Reproduce the listing verbatim.

Items from a dataset

[Start]

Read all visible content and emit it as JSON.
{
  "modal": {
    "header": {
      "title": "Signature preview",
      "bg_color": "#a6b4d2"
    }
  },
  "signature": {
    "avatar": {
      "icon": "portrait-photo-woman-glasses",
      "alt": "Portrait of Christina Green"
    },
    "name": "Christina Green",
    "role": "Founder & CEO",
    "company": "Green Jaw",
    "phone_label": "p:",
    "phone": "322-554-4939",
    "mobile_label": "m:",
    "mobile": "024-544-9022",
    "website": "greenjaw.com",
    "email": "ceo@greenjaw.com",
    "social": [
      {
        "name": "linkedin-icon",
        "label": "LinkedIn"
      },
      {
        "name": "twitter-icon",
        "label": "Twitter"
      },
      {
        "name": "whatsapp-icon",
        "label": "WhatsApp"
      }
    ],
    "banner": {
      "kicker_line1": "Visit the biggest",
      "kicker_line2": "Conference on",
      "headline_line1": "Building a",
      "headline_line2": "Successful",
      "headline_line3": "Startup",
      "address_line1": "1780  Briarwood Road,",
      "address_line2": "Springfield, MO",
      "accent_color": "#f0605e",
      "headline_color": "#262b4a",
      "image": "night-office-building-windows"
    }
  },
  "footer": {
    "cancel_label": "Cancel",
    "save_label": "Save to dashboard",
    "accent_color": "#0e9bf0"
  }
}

[End]

● ANSWER TO THE PROBLEM
Read all visible content and emit it as JSON.
{
  "modal": {
    "header": {
      "title": "Signature preview",
      "bg_color": "#a6b4d2"
    }
  },
  "signature": {
    "avatar": {
      "icon": "portrait-photo-woman-glasses",
      "alt": "Portrait of Christina Green"
    },
    "name": "Christina Green",
    "role": "Founder & CEO",
    "company": "Green Jaw",
    "phone_label": "p:",
    "phone": "322-554-4939",
    "mobile_label": "m:",
    "mobile": "024-544-9022",
    "website": "greenjaw.com",
    "email": "ceo@greenjaw.com",
    "social": [
      {
        "name": "linkedin-icon",
        "label": "LinkedIn"
      },
      {
        "name": "twitter-icon",
        "label": "Twitter"
      },
      {
        "name": "whatsapp-icon",
        "label": "WhatsApp"
      }
    ],
    "banner": {
      "kicker_line1": "Visit the biggest",
      "kicker_line2": "Conference on",
      "headline_line1": "Building a",
      "headline_line2": "Successful",
      "headline_line3": "Startup",
      "address_line1": "1780  Briarwood Road,",
      "address_line2": "Springfield, MO",
      "accent_color": "#f0605e",
      "headline_color": "#262b4a",
      "image": "night-office-building-windows"
    }
  },
  "footer": {
    "cancel_label": "Cancel",
    "save_label": "Save to dashboard",
    "accent_color": "#0e9bf0"
  }
}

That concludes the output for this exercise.